Task requirements:
Search the material for "oraz" and show all lines that contain it.

* Begin Stored records *

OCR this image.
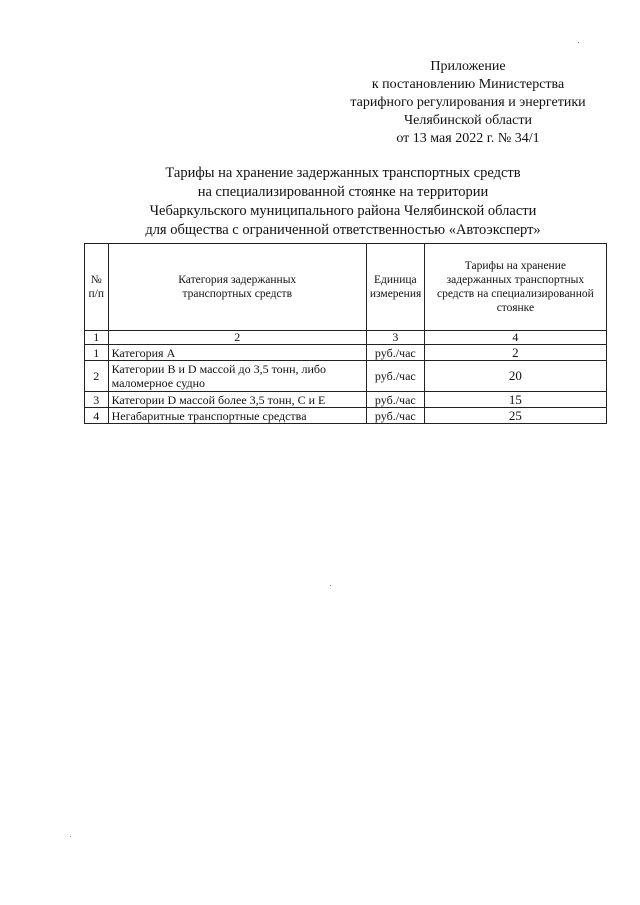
Приложение
к постановлению Министерства
тарифного регулирования и энергетики
Челябинской области
от 13 мая 2022 г. № 34/1
Тарифы на хранение задержанных транспортных средств
на специализированной стоянке на территории
Чебаркульского муниципального района Челябинской области
для общества с ограниченной ответственностью «Автоэксперт»
№ п/п	Категория задержанных транспортных средств	Единица измерения	Тарифы на хранение задержанных транспортных средств на специализированной стоянке
1	2	3	4
1	Категория А	руб./час	2
2	Категории B и D массой до 3,5 тонн, либо маломерное судно	руб./час	20
3	Категории D массой более 3,5 тонн, C и E	руб./час	15
4	Негабаритные транспортные средства	руб./час	25
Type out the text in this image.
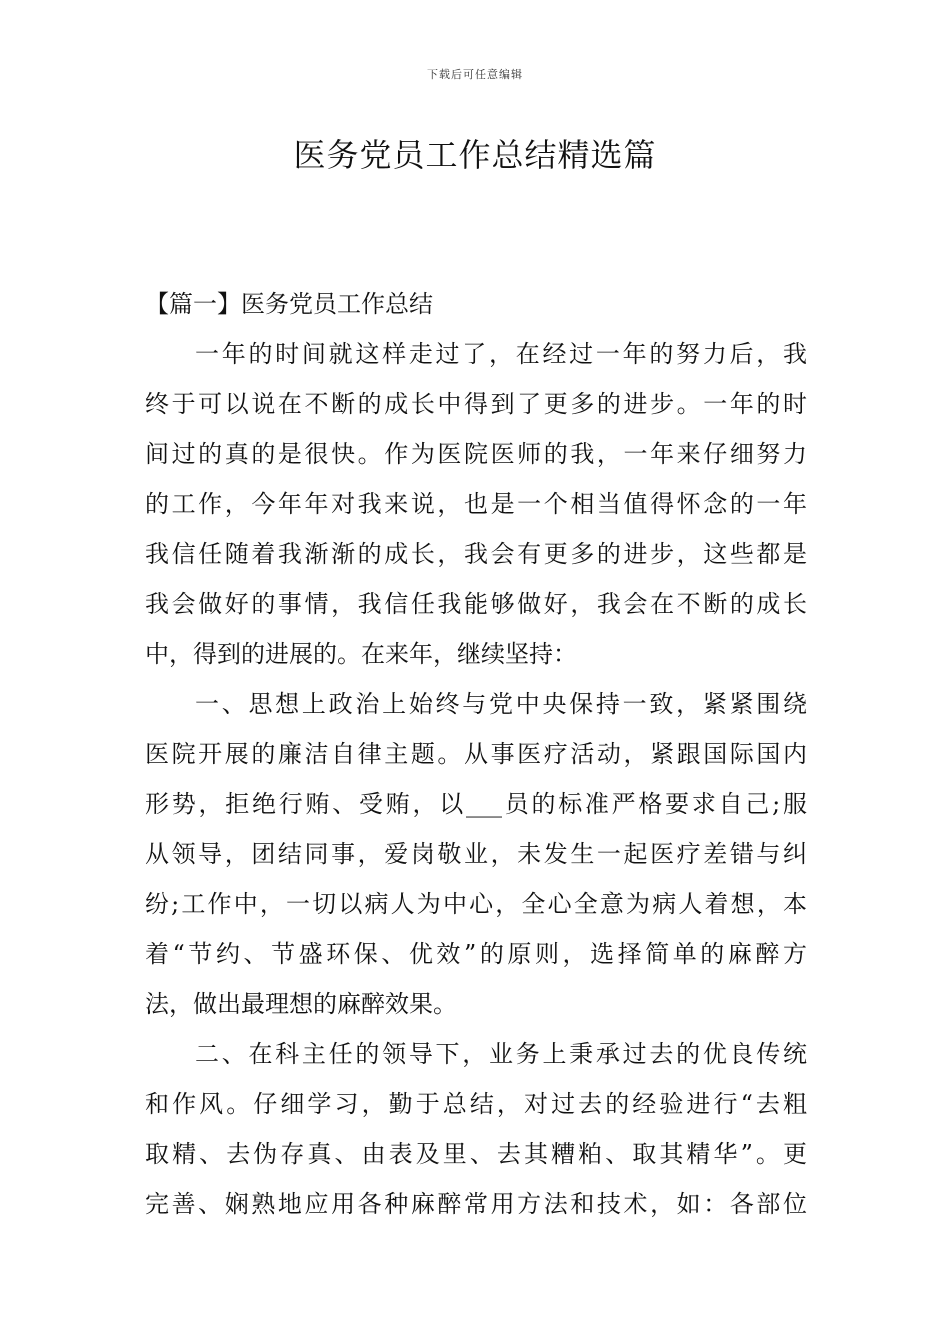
下载后可任意编辑
医务党员工作总结精选篇
【篇一】医务党员工作总结
一年的时间就这样走过了，在经过一年的努力后，我
终于可以说在不断的成长中得到了更多的进步。一年的时
间过的真的是很快。作为医院医师的我，一年来仔细努力
的工作，今年年对我来说，也是一个相当值得怀念的一年
我信任随着我渐渐的成长，我会有更多的进步，这些都是
我会做好的事情，我信任我能够做好，我会在不断的成长
中，得到的进展的。在来年，继续坚持：
一、思想上政治上始终与党中央保持一致，紧紧围绕
医院开展的廉洁自律主题。从事医疗活动，紧跟国际国内
形势，拒绝行贿、受贿，以___员的标准严格要求自己;服
从领导，团结同事，爱岗敬业，未发生一起医疗差错与纠
纷;工作中，一切以病人为中心，全心全意为病人着想，本
着“节约、节盛环保、优效”的原则，选择简单的麻醉方
法，做出最理想的麻醉效果。
二、在科主任的领导下，业务上秉承过去的优良传统
和作风。仔细学习，勤于总结，对过去的经验进行“去粗
取精、去伪存真、由表及里、去其糟粕、取其精华”。更
完善、娴熟地应用各种麻醉常用方法和技术，如：各部位
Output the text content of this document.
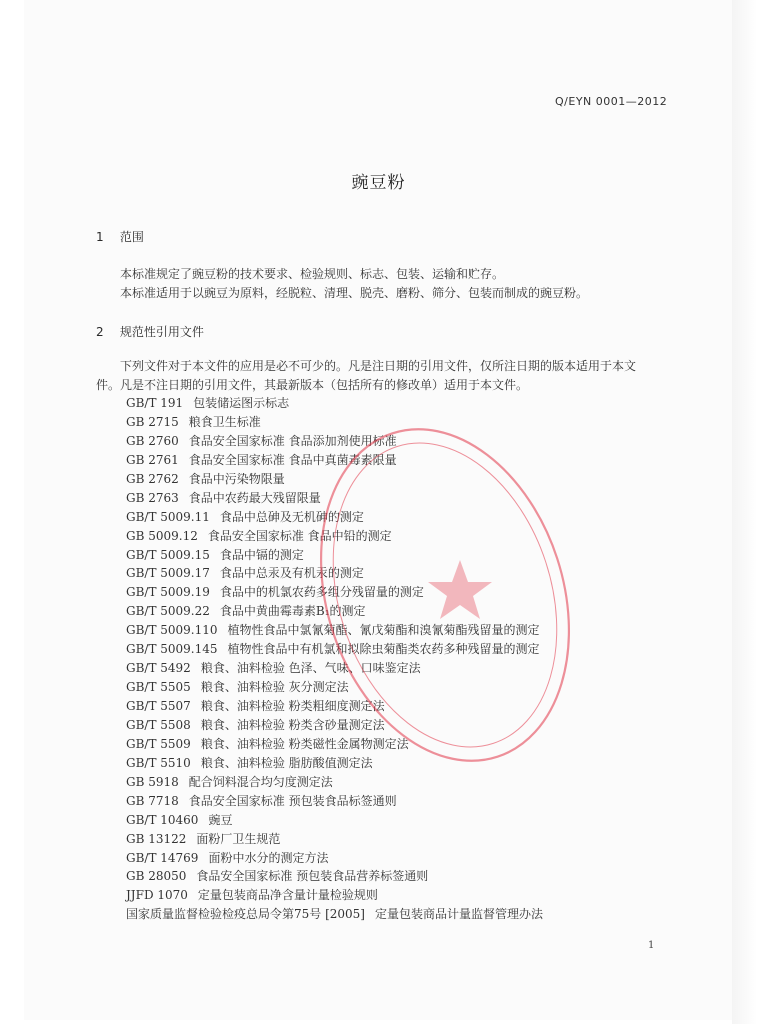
Q/EYN 0001—2012
豌豆粉
1 范围
本标准规定了豌豆粉的技术要求、检验规则、标志、包装、运输和贮存。
本标准适用于以豌豆为原料，经脱粒、清理、脱壳、磨粉、筛分、包装而制成的豌豆粉。
2 规范性引用文件
下列文件对于本文件的应用是必不可少的。凡是注日期的引用文件，仅所注日期的版本适用于本文
件。凡是不注日期的引用文件，其最新版本（包括所有的修改单）适用于本文件。
GB/T 191 包装储运图示标志
GB 2715 粮食卫生标准
GB 2760 食品安全国家标准 食品添加剂使用标准
GB 2761 食品安全国家标准 食品中真菌毒素限量
GB 2762 食品中污染物限量
GB 2763 食品中农药最大残留限量
GB/T 5009.11 食品中总砷及无机砷的测定
GB 5009.12 食品安全国家标准 食品中铅的测定
GB/T 5009.15 食品中镉的测定
GB/T 5009.17 食品中总汞及有机汞的测定
GB/T 5009.19 食品中的机氯农药多组分残留量的测定
GB/T 5009.22 食品中黄曲霉毒素B₁的测定
GB/T 5009.110 植物性食品中氯氰菊酯、氰戊菊酯和溴氰菊酯残留量的测定
GB/T 5009.145 植物性食品中有机氯和拟除虫菊酯类农药多种残留量的测定
GB/T 5492 粮食、油料检验 色泽、气味、口味鉴定法
GB/T 5505 粮食、油料检验 灰分测定法
GB/T 5507 粮食、油料检验 粉类粗细度测定法
GB/T 5508 粮食、油料检验 粉类含砂量测定法
GB/T 5509 粮食、油料检验 粉类磁性金属物测定法
GB/T 5510 粮食、油料检验 脂肪酸值测定法
GB 5918 配合饲料混合均匀度测定法
GB 7718 食品安全国家标准 预包装食品标签通则
GB/T 10460 豌豆
GB 13122 面粉厂卫生规范
GB/T 14769 面粉中水分的测定方法
GB 28050 食品安全国家标准 预包装食品营养标签通则
JJFD 1070 定量包装商品净含量计量检验规则
国家质量监督检验检疫总局令第75号 [2005] 定量包装商品计量监督管理办法
1
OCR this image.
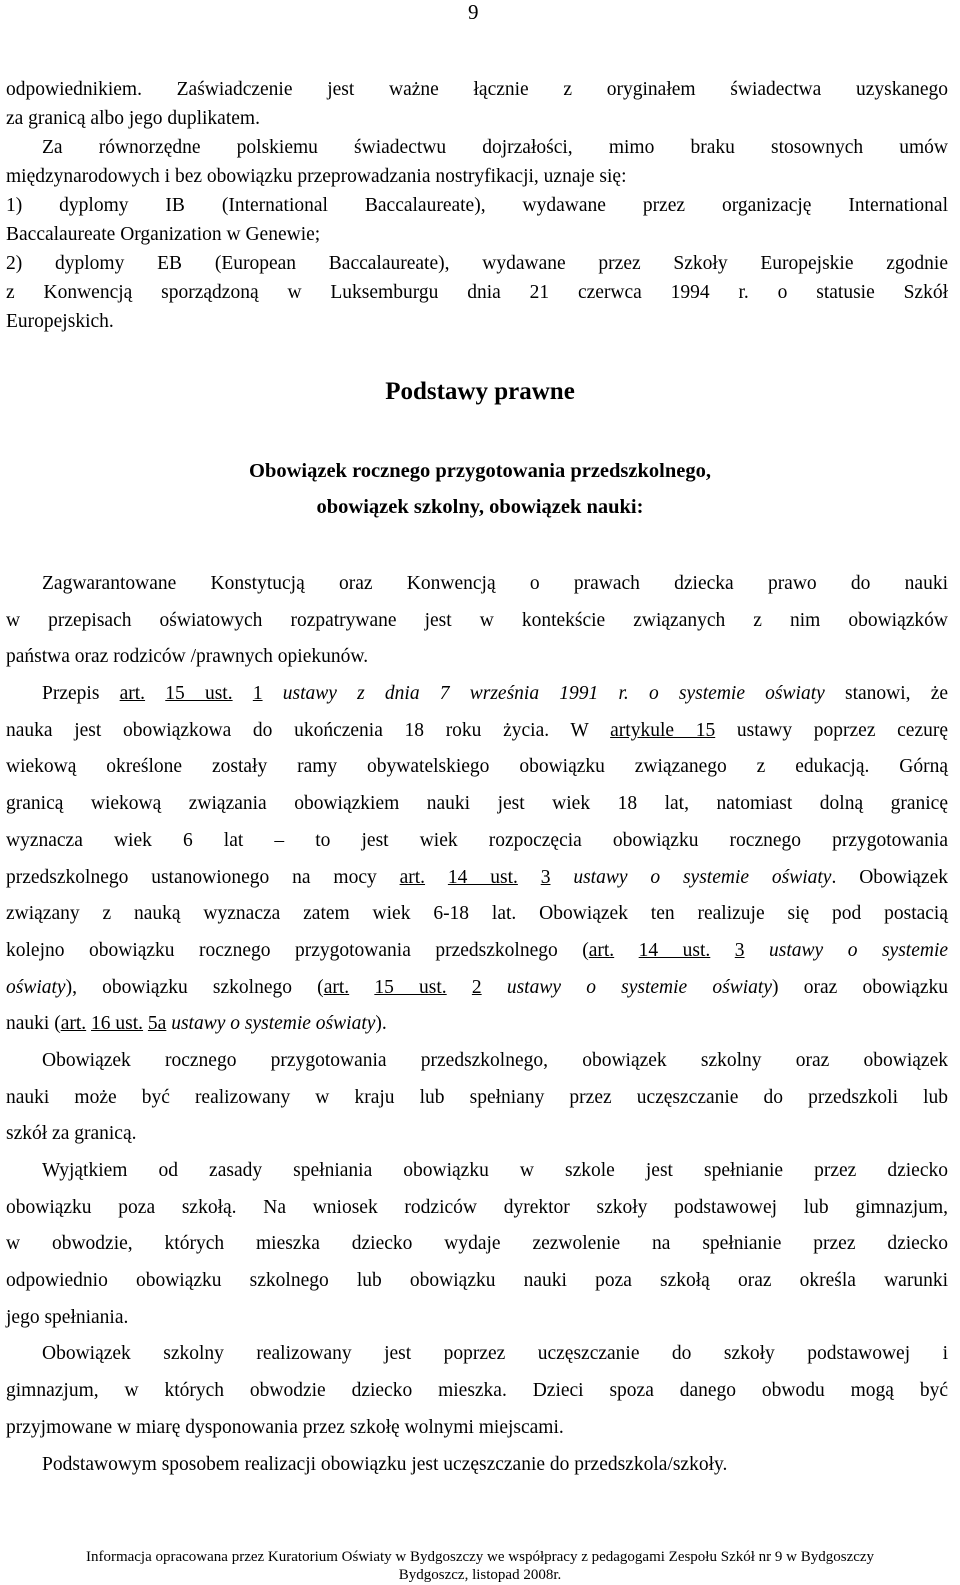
9
odpowiednikiem. Zaświadczenie jest ważne łącznie z oryginałem świadectwa uzyskanego
za granicą albo jego duplikatem.
Za równorzędne polskiemu świadectwu dojrzałości, mimo braku stosownych umów
międzynarodowych i bez obowiązku przeprowadzania nostryfikacji, uznaje się:
1) dyplomy IB (International Baccalaureate), wydawane przez organizację International
Baccalaureate Organization w Genewie;
2) dyplomy EB (European Baccalaureate), wydawane przez Szkoły Europejskie zgodnie
z Konwencją sporządzoną w Luksemburgu dnia 21 czerwca 1994 r. o statusie Szkół
Europejskich.
Podstawy prawne
Obowiązek rocznego przygotowania przedszkolnego,
obowiązek szkolny, obowiązek nauki:
Zagwarantowane Konstytucją oraz Konwencją o prawach dziecka prawo do nauki
w przepisach oświatowych rozpatrywane jest w kontekście związanych z nim obowiązków
państwa oraz rodziców /prawnych opiekunów.
Przepis art. 15 ust. 1 ustawy z dnia 7 września 1991 r. o systemie oświaty stanowi, że
nauka jest obowiązkowa do ukończenia 18 roku życia. W artykule 15 ustawy poprzez cezurę
wiekową określone zostały ramy obywatelskiego obowiązku związanego z edukacją. Górną
granicą wiekową związania obowiązkiem nauki jest wiek 18 lat, natomiast dolną granicę
wyznacza wiek 6 lat – to jest wiek rozpoczęcia obowiązku rocznego przygotowania
przedszkolnego ustanowionego na mocy art. 14 ust. 3 ustawy o systemie oświaty. Obowiązek
związany z nauką wyznacza zatem wiek 6-18 lat. Obowiązek ten realizuje się pod postacią
kolejno obowiązku rocznego przygotowania przedszkolnego (art. 14 ust. 3 ustawy o systemie
oświaty), obowiązku szkolnego (art. 15 ust. 2 ustawy o systemie oświaty) oraz obowiązku
nauki (art. 16 ust. 5a ustawy o systemie oświaty).
Obowiązek rocznego przygotowania przedszkolnego, obowiązek szkolny oraz obowiązek
nauki może być realizowany w kraju lub spełniany przez uczęszczanie do przedszkoli lub
szkół za granicą.
Wyjątkiem od zasady spełniania obowiązku w szkole jest spełnianie przez dziecko
obowiązku poza szkołą. Na wniosek rodziców dyrektor szkoły podstawowej lub gimnazjum,
w obwodzie, których mieszka dziecko wydaje zezwolenie na spełnianie przez dziecko
odpowiednio obowiązku szkolnego lub obowiązku nauki poza szkołą oraz określa warunki
jego spełniania.
Obowiązek szkolny realizowany jest poprzez uczęszczanie do szkoły podstawowej i
gimnazjum, w których obwodzie dziecko mieszka. Dzieci spoza danego obwodu mogą być
przyjmowane w miarę dysponowania przez szkołę wolnymi miejscami.
Podstawowym sposobem realizacji obowiązku jest uczęszczanie do przedszkola/szkoły.
Informacja opracowana przez Kuratorium Oświaty w Bydgoszczy we współpracy z pedagogami Zespołu Szkół nr 9 w Bydgoszczy
Bydgoszcz, listopad 2008r.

* End Stored records *

Output of the exercise:
Zagwarantowane Konstytucją oraz Konwencją o prawach dziecka prawo do nauki
państwa oraz rodziców /prawnych opiekunów.
oświaty), obowiązku szkolnego (art. 15 ust. 2 ustawy o systemie oświaty) oraz obowiązku
Obowiązek rocznego przygotowania przedszkolnego, obowiązek szkolny oraz obowiązek
odpowiednio obowiązku szkolnego lub obowiązku nauki poza szkołą oraz określa warunki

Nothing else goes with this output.